> Objective
Count every line below in which "Definition" occurs, then give only the count.

> Provided material
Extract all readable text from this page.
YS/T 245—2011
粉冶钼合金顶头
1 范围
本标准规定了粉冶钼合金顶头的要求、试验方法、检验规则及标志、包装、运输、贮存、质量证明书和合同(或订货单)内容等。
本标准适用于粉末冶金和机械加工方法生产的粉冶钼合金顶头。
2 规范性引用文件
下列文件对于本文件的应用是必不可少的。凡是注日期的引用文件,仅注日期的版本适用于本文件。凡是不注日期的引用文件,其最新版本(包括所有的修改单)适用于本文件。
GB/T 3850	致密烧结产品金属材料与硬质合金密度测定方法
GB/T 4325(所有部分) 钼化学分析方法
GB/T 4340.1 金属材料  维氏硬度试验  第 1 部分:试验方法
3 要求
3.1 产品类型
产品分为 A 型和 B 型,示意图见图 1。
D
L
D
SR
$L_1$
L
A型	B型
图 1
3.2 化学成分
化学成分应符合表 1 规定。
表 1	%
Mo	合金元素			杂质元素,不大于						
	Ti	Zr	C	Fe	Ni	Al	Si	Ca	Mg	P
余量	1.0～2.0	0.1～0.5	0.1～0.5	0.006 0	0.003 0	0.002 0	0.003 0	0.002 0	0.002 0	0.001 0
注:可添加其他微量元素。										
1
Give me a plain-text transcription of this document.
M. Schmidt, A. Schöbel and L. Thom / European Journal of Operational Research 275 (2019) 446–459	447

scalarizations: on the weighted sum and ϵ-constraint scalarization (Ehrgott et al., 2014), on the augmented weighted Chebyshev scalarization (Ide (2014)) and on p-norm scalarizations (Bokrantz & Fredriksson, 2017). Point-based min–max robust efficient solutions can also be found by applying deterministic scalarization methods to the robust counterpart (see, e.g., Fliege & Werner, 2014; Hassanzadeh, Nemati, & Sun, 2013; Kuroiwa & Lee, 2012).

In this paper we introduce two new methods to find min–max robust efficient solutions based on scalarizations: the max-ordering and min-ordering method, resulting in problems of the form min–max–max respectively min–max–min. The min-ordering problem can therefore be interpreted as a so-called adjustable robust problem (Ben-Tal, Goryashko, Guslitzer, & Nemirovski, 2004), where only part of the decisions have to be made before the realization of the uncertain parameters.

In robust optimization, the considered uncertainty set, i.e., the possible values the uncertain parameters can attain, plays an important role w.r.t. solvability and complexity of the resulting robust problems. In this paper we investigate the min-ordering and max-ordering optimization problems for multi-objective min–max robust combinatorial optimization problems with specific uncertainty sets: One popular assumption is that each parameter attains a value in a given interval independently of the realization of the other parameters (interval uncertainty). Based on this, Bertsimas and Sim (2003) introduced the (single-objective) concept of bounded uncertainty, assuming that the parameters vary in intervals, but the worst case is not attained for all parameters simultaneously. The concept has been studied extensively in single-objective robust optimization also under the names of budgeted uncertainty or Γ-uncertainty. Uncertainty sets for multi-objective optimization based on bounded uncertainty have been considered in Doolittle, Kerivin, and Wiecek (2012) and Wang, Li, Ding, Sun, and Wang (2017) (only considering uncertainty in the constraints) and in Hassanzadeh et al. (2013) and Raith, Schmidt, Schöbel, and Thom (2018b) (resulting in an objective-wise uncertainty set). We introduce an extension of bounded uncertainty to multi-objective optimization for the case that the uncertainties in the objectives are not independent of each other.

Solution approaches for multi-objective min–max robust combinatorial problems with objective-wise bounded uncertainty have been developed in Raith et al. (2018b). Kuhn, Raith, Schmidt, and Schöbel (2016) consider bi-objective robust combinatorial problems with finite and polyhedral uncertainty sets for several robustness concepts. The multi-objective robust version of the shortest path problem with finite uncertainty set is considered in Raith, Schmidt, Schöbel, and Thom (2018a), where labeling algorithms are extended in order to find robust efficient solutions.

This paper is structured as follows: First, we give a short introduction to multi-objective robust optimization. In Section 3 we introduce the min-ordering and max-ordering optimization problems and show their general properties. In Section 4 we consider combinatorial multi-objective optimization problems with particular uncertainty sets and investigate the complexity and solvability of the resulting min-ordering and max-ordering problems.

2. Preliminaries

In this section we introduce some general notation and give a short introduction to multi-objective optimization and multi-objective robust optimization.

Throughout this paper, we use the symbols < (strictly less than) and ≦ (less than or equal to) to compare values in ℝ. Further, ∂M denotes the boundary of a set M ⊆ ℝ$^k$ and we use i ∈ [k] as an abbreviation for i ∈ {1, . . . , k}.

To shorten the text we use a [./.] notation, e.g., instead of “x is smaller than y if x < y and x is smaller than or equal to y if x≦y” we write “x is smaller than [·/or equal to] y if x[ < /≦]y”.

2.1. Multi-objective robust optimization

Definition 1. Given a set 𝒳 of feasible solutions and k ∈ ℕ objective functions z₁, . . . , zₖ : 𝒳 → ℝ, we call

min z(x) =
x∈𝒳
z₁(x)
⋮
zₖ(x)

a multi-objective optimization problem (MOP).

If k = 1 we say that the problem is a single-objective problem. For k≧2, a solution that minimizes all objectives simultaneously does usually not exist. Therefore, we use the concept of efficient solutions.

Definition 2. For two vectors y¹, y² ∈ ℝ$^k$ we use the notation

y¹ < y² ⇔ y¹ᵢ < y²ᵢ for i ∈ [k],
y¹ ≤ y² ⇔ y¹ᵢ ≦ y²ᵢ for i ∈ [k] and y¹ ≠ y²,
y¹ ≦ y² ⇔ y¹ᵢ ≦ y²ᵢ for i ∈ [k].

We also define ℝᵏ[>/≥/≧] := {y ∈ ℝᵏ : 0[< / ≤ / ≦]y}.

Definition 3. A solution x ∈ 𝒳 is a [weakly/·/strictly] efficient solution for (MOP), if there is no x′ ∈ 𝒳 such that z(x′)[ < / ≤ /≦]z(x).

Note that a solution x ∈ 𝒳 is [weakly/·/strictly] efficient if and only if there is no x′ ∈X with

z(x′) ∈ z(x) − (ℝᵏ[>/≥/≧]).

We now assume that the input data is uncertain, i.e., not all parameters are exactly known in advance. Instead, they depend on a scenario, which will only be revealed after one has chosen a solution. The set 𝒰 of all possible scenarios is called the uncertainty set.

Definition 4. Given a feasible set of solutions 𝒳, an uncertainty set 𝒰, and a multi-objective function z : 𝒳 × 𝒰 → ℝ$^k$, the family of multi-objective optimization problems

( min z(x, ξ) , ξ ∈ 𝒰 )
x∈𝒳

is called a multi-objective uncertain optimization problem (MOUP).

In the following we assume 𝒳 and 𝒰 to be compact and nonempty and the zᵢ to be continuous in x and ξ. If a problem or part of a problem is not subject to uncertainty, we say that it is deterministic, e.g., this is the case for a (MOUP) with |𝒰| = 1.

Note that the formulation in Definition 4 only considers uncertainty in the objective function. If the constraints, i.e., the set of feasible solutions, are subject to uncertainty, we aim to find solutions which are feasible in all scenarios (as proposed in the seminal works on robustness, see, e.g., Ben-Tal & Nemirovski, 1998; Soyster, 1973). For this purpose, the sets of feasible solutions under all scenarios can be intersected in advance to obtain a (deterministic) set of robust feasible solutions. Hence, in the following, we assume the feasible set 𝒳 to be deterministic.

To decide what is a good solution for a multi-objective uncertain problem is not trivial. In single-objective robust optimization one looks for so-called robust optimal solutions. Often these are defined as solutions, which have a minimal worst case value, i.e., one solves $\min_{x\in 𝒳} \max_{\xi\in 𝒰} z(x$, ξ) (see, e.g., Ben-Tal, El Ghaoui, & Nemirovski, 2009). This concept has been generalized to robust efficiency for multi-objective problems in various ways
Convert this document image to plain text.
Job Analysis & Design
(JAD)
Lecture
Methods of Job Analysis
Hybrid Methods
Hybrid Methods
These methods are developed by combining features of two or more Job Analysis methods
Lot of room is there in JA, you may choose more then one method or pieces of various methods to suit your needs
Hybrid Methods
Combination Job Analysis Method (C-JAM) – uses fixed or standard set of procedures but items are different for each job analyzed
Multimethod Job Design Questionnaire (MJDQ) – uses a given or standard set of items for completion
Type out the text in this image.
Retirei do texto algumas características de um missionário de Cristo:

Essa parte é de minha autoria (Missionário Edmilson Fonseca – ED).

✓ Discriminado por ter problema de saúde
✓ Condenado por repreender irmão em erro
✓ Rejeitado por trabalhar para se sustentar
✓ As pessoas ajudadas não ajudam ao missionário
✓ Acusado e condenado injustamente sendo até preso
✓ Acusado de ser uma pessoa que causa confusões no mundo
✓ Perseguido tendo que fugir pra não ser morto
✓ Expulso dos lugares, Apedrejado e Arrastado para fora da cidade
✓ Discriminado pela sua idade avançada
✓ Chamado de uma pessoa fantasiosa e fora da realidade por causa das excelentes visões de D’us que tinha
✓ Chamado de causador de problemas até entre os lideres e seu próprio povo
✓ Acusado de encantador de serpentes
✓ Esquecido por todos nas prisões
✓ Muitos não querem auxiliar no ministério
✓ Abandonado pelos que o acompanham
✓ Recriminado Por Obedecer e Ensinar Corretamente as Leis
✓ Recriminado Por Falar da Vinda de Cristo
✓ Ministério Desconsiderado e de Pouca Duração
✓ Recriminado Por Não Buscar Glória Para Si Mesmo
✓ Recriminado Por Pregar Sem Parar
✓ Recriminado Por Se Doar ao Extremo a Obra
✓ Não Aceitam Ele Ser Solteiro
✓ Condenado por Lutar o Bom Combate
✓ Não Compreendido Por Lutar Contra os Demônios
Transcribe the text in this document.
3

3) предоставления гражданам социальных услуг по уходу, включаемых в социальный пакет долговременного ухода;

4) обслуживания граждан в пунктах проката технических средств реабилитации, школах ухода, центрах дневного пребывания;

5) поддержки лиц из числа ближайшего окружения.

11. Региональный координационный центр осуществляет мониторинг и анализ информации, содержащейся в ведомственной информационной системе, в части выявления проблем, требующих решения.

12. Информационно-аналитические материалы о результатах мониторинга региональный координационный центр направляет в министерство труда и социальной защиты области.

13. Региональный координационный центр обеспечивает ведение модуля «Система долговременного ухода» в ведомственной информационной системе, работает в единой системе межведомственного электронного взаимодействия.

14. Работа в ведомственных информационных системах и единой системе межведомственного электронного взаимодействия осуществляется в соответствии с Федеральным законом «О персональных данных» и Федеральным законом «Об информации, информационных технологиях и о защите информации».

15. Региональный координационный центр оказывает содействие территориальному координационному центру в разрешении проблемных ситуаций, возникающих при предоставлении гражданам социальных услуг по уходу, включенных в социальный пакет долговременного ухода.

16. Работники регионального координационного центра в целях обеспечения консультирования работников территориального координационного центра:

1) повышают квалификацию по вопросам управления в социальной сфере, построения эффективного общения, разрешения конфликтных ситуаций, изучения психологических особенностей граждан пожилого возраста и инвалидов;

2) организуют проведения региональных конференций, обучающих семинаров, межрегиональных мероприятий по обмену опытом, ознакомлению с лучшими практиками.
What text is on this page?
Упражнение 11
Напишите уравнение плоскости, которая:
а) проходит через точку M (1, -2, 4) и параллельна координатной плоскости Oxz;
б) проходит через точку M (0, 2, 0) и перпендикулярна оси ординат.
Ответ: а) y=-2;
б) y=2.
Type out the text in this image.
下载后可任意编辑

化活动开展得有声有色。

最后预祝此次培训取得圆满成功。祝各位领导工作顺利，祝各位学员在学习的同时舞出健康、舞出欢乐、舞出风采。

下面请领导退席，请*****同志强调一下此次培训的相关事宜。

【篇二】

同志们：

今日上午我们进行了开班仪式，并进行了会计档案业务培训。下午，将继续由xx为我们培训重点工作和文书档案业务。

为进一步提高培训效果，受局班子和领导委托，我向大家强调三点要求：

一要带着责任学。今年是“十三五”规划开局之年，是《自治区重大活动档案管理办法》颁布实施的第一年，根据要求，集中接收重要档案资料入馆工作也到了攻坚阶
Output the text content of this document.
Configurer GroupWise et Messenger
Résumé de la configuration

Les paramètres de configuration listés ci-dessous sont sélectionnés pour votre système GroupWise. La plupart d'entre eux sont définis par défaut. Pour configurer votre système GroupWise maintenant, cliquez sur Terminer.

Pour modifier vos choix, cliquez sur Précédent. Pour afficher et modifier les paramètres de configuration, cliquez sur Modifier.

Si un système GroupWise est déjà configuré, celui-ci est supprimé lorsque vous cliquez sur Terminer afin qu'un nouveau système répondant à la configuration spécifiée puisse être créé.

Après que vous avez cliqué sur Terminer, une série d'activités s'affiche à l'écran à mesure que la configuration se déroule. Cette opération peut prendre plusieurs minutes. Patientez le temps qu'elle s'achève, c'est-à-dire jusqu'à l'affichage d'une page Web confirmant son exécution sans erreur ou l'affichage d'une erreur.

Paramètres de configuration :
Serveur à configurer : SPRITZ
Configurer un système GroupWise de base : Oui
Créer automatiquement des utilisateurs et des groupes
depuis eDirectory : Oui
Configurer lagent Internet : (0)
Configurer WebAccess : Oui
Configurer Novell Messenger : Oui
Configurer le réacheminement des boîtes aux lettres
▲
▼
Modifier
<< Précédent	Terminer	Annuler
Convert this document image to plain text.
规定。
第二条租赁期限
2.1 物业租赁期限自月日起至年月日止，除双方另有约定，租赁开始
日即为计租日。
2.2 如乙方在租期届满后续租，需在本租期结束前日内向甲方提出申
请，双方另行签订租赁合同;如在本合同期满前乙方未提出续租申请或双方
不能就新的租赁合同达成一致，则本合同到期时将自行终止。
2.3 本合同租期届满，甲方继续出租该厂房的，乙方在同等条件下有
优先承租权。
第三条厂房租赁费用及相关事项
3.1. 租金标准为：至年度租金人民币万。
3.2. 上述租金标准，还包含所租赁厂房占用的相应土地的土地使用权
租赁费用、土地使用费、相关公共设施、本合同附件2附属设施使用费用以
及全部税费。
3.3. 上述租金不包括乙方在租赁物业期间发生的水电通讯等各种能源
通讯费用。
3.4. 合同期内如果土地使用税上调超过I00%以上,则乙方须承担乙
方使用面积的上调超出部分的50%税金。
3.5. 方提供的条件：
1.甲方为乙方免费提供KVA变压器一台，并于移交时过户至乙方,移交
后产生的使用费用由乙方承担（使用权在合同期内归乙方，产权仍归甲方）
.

> Reply to the exercise
5